[Data extract]
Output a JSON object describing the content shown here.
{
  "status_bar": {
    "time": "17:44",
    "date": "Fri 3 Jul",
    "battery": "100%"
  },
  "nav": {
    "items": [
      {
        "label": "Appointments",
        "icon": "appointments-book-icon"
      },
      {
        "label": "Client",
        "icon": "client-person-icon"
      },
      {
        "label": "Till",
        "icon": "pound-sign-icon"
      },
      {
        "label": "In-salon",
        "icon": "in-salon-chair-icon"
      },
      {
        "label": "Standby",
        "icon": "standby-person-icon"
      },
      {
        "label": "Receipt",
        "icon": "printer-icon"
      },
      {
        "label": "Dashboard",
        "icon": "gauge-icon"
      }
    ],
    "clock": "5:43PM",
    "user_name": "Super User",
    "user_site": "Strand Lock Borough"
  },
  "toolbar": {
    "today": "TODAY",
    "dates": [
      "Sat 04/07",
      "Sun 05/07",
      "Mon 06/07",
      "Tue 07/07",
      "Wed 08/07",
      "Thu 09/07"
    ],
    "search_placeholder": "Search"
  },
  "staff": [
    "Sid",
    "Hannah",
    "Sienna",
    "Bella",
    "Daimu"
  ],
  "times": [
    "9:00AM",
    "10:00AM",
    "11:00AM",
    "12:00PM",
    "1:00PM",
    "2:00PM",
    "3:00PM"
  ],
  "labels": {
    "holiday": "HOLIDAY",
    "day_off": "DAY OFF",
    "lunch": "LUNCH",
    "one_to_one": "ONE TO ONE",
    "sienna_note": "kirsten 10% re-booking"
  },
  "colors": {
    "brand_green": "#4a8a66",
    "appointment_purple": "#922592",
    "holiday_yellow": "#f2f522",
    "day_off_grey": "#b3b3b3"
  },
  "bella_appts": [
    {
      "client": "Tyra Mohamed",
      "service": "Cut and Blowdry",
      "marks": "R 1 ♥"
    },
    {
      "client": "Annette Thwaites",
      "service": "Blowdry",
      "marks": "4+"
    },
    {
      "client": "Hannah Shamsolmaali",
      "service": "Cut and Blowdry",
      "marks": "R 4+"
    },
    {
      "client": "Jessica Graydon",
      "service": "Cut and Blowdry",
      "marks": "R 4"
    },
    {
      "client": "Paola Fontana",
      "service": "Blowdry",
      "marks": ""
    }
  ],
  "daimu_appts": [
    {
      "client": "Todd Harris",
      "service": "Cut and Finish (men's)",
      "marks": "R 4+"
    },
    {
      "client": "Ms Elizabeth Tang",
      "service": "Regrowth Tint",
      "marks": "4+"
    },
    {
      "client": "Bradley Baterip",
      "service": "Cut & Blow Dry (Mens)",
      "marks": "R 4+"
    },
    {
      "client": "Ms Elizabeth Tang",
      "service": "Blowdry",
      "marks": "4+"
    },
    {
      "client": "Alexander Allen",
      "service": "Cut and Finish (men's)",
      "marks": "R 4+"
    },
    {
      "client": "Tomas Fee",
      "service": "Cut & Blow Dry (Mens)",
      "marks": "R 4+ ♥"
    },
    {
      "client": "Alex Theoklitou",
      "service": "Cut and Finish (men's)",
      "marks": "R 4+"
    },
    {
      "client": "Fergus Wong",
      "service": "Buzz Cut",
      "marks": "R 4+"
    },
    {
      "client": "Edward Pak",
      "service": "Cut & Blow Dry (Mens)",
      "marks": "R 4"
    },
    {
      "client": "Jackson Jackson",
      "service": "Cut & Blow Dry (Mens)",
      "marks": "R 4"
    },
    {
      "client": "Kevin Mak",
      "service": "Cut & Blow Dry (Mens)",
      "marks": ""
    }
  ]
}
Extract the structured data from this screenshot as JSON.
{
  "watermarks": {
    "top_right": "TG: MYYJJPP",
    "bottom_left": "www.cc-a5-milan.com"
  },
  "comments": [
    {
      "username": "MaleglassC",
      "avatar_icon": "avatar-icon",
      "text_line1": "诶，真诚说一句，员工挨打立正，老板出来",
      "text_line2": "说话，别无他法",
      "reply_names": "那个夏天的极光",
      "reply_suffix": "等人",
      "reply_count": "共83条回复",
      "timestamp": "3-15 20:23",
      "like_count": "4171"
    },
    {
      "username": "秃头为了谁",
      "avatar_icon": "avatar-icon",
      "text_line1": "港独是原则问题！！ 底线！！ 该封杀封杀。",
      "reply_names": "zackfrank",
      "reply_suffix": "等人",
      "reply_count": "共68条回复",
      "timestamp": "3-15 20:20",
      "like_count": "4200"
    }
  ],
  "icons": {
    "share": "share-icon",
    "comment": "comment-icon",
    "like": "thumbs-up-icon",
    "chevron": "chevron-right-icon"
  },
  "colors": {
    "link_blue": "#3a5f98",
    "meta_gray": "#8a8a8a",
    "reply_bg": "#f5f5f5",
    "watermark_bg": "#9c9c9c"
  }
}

[What is being asked] Repeat the material above in full, quoting it exactly.

[Solution below]
Output a JSON object describing the content shown here.
{
  "status_bar": {
    "time": "17:44",
    "date": "Fri 3 Jul",
    "battery": "100%"
  },
  "nav": {
    "items": [
      {
        "label": "Appointments",
        "icon": "appointments-book-icon"
      },
      {
        "label": "Client",
        "icon": "client-person-icon"
      },
      {
        "label": "Till",
        "icon": "pound-sign-icon"
      },
      {
        "label": "In-salon",
        "icon": "in-salon-chair-icon"
      },
      {
        "label": "Standby",
        "icon": "standby-person-icon"
      },
      {
        "label": "Receipt",
        "icon": "printer-icon"
      },
      {
        "label": "Dashboard",
        "icon": "gauge-icon"
      }
    ],
    "clock": "5:43PM",
    "user_name": "Super User",
    "user_site": "Strand Lock Borough"
  },
  "toolbar": {
    "today": "TODAY",
    "dates": [
      "Sat 04/07",
      "Sun 05/07",
      "Mon 06/07",
      "Tue 07/07",
      "Wed 08/07",
      "Thu 09/07"
    ],
    "search_placeholder": "Search"
  },
  "staff": [
    "Sid",
    "Hannah",
    "Sienna",
    "Bella",
    "Daimu"
  ],
  "times": [
    "9:00AM",
    "10:00AM",
    "11:00AM",
    "12:00PM",
    "1:00PM",
    "2:00PM",
    "3:00PM"
  ],
  "labels": {
    "holiday": "HOLIDAY",
    "day_off": "DAY OFF",
    "lunch": "LUNCH",
    "one_to_one": "ONE TO ONE",
    "sienna_note": "kirsten 10% re-booking"
  },
  "colors": {
    "brand_green": "#4a8a66",
    "appointment_purple": "#922592",
    "holiday_yellow": "#f2f522",
    "day_off_grey": "#b3b3b3"
  },
  "bella_appts": [
    {
      "client": "Tyra Mohamed",
      "service": "Cut and Blowdry",
      "marks": "R 1 ♥"
    },
    {
      "client": "Annette Thwaites",
      "service": "Blowdry",
      "marks": "4+"
    },
    {
      "client": "Hannah Shamsolmaali",
      "service": "Cut and Blowdry",
      "marks": "R 4+"
    },
    {
      "client": "Jessica Graydon",
      "service": "Cut and Blowdry",
      "marks": "R 4"
    },
    {
      "client": "Paola Fontana",
      "service": "Blowdry",
      "marks": ""
    }
  ],
  "daimu_appts": [
    {
      "client": "Todd Harris",
      "service": "Cut and Finish (men's)",
      "marks": "R 4+"
    },
    {
      "client": "Ms Elizabeth Tang",
      "service": "Regrowth Tint",
      "marks": "4+"
    },
    {
      "client": "Bradley Baterip",
      "service": "Cut & Blow Dry (Mens)",
      "marks": "R 4+"
    },
    {
      "client": "Ms Elizabeth Tang",
      "service": "Blowdry",
      "marks": "4+"
    },
    {
      "client": "Alexander Allen",
      "service": "Cut and Finish (men's)",
      "marks": "R 4+"
    },
    {
      "client": "Tomas Fee",
      "service": "Cut & Blow Dry (Mens)",
      "marks": "R 4+ ♥"
    },
    {
      "client": "Alex Theoklitou",
      "service": "Cut and Finish (men's)",
      "marks": "R 4+"
    },
    {
      "client": "Fergus Wong",
      "service": "Buzz Cut",
      "marks": "R 4+"
    },
    {
      "client": "Edward Pak",
      "service": "Cut & Blow Dry (Mens)",
      "marks": "R 4"
    },
    {
      "client": "Jackson Jackson",
      "service": "Cut & Blow Dry (Mens)",
      "marks": "R 4"
    },
    {
      "client": "Kevin Mak",
      "service": "Cut & Blow Dry (Mens)",
      "marks": ""
    }
  ]
}
Extract the structured data from this screenshot as JSON.
{
  "watermarks": {
    "top_right": "TG: MYYJJPP",
    "bottom_left": "www.cc-a5-milan.com"
  },
  "comments": [
    {
      "username": "MaleglassC",
      "avatar_icon": "avatar-icon",
      "text_line1": "诶，真诚说一句，员工挨打立正，老板出来",
      "text_line2": "说话，别无他法",
      "reply_names": "那个夏天的极光",
      "reply_suffix": "等人",
      "reply_count": "共83条回复",
      "timestamp": "3-15 20:23",
      "like_count": "4171"
    },
    {
      "username": "秃头为了谁",
      "avatar_icon": "avatar-icon",
      "text_line1": "港独是原则问题！！ 底线！！ 该封杀封杀。",
      "reply_names": "zackfrank",
      "reply_suffix": "等人",
      "reply_count": "共68条回复",
      "timestamp": "3-15 20:20",
      "like_count": "4200"
    }
  ],
  "icons": {
    "share": "share-icon",
    "comment": "comment-icon",
    "like": "thumbs-up-icon",
    "chevron": "chevron-right-icon"
  },
  "colors": {
    "link_blue": "#3a5f98",
    "meta_gray": "#8a8a8a",
    "reply_bg": "#f5f5f5",
    "watermark_bg": "#9c9c9c"
  }
}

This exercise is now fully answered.